Task to complete
Go through the material below and copy all lines with "avec".

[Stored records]

[start]

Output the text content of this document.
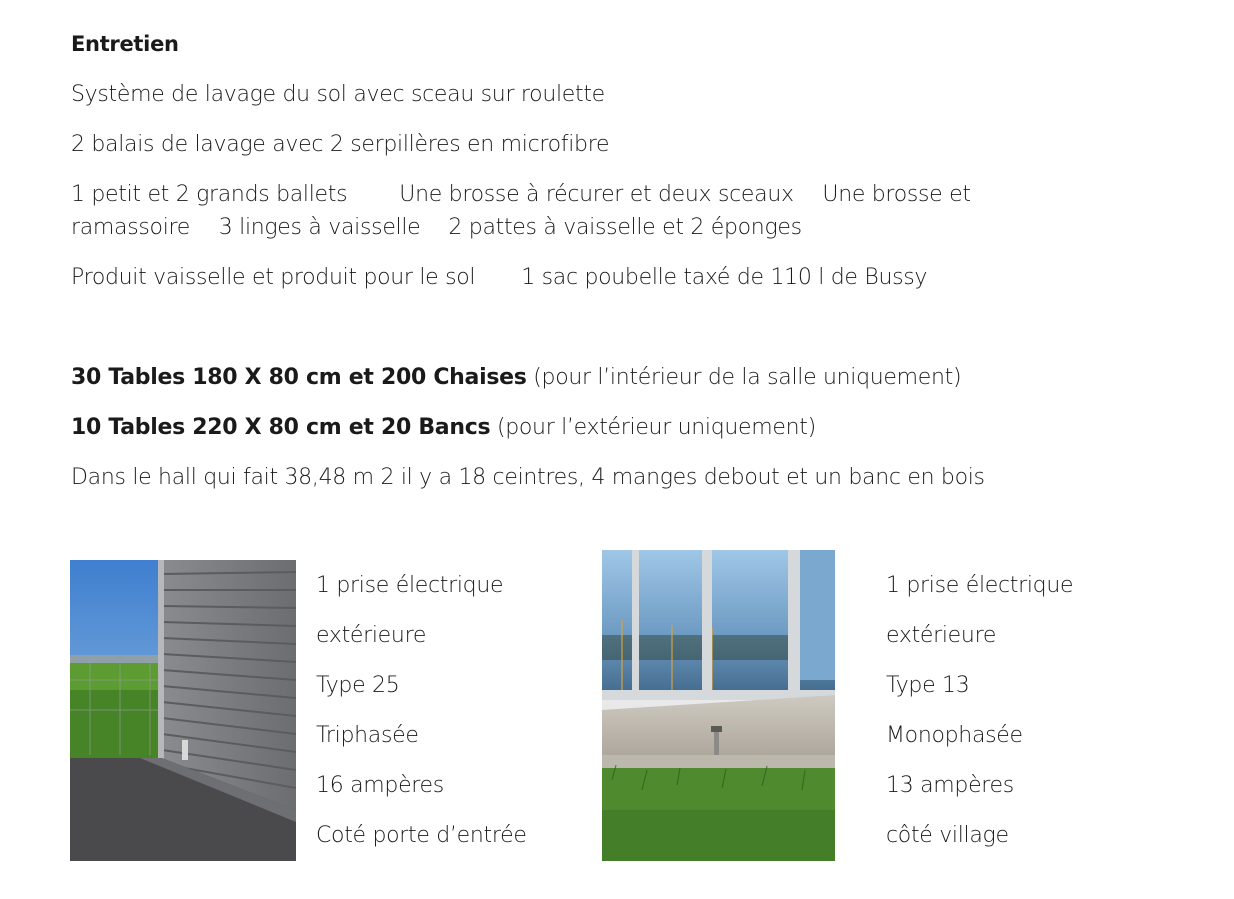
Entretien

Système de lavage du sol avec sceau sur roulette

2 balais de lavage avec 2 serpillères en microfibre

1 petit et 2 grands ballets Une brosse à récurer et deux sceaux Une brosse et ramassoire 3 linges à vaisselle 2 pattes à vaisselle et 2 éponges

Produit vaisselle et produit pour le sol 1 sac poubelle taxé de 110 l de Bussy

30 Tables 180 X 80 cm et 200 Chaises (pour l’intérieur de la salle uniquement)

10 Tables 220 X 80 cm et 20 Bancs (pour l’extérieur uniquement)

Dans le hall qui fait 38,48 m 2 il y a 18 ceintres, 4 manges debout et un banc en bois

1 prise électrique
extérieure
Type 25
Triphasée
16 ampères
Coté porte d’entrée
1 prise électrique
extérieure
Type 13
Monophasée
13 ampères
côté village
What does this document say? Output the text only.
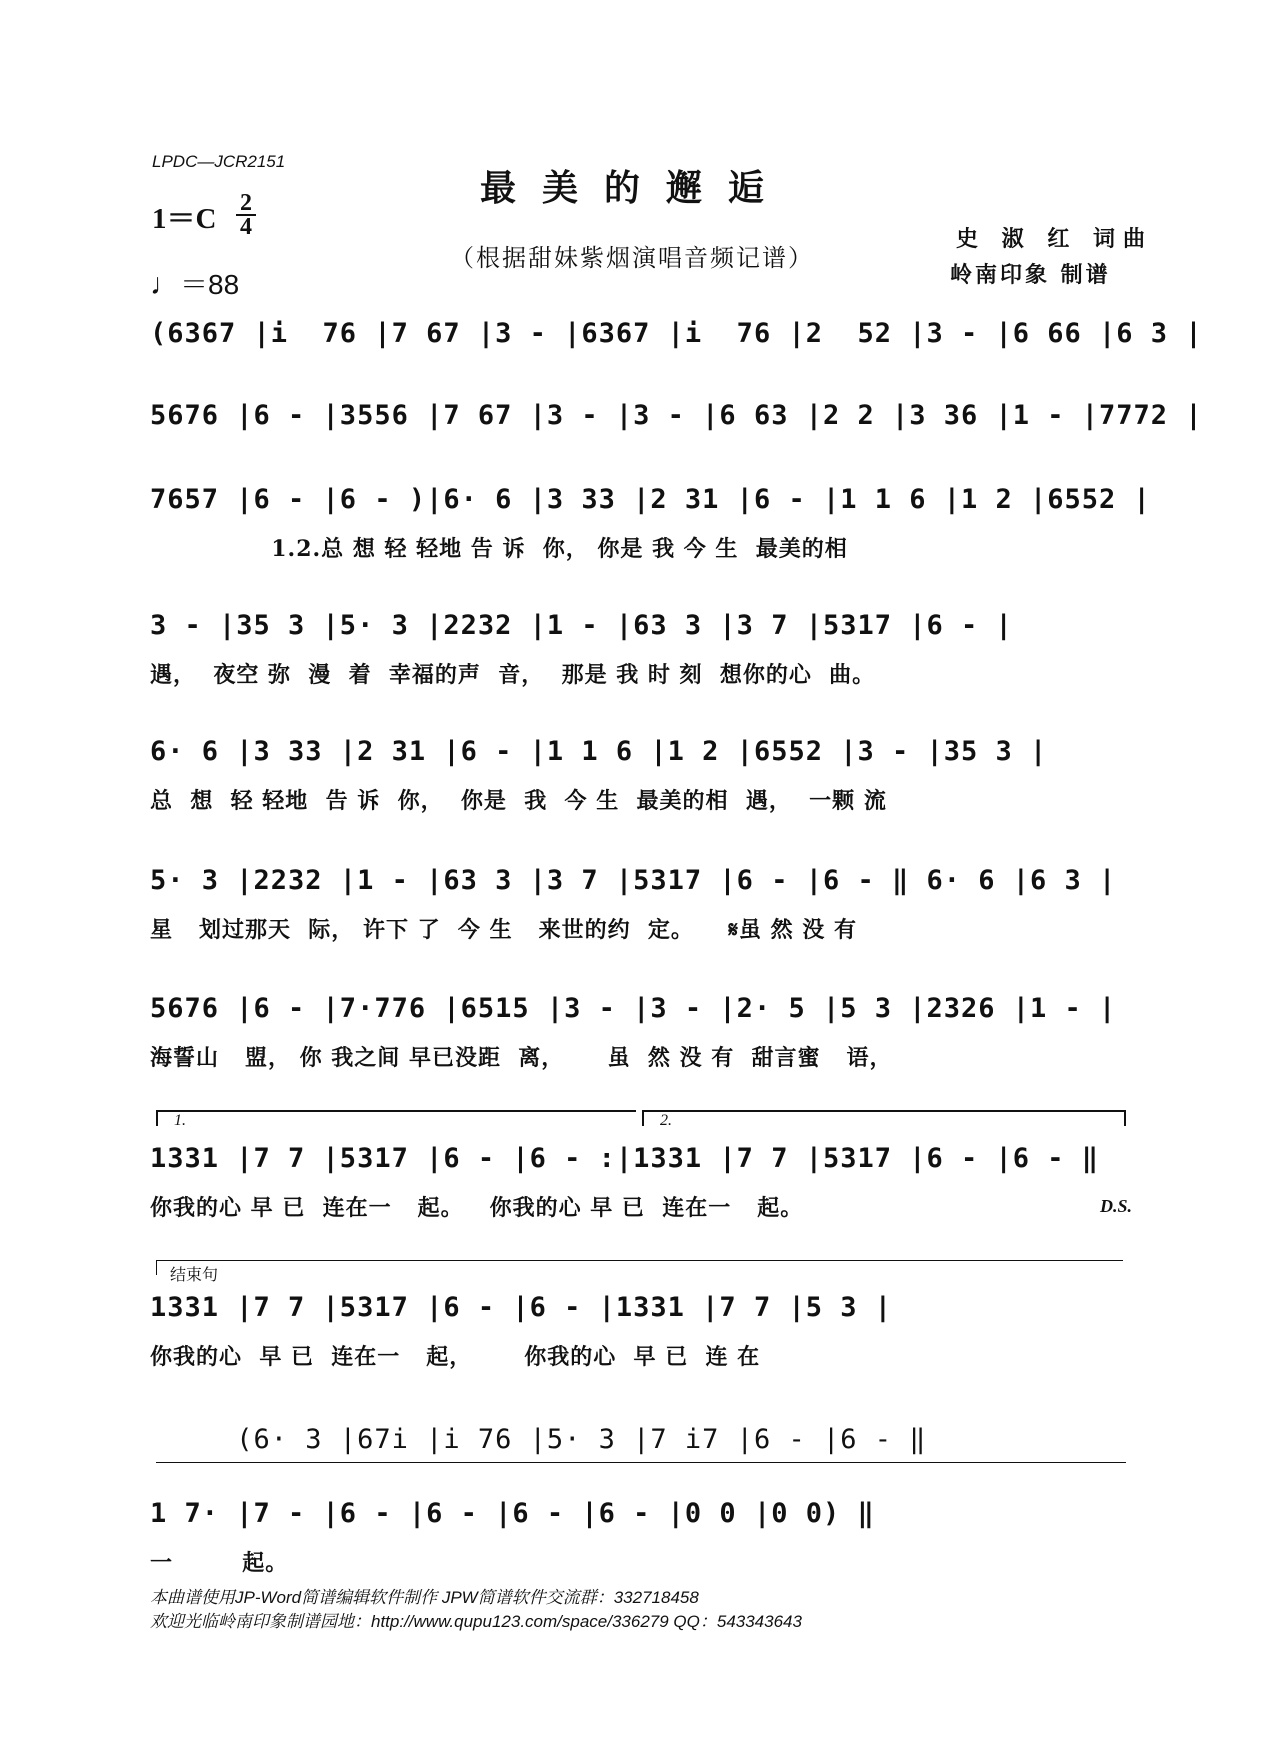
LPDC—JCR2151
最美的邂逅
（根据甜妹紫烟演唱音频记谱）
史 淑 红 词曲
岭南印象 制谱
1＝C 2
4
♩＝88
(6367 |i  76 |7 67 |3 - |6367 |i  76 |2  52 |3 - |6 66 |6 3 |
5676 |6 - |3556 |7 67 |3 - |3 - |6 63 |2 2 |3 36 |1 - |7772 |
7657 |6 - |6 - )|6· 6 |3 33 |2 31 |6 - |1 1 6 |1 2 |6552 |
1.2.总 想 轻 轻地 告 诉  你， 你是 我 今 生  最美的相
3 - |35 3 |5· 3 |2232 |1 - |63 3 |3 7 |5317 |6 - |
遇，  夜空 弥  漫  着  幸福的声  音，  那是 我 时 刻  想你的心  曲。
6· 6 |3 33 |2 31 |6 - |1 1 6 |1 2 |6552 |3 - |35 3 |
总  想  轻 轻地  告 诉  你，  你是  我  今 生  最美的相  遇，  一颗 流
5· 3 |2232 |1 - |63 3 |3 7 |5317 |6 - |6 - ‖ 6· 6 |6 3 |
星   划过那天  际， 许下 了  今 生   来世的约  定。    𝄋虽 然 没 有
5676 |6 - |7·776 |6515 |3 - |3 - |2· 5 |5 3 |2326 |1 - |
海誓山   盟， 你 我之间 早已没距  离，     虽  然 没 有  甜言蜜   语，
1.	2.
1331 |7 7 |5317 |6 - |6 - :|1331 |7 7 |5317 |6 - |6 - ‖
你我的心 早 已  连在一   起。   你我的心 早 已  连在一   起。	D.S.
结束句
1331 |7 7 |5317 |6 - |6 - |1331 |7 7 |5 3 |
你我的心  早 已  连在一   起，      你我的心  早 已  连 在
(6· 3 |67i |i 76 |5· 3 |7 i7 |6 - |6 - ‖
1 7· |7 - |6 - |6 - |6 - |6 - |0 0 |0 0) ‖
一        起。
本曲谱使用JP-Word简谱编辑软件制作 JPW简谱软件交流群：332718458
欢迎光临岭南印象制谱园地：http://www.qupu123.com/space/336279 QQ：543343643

[end]

Finished task
Système de lavage du sol avec sceau sur roulette
2 balais de lavage avec 2 serpillères en microfibre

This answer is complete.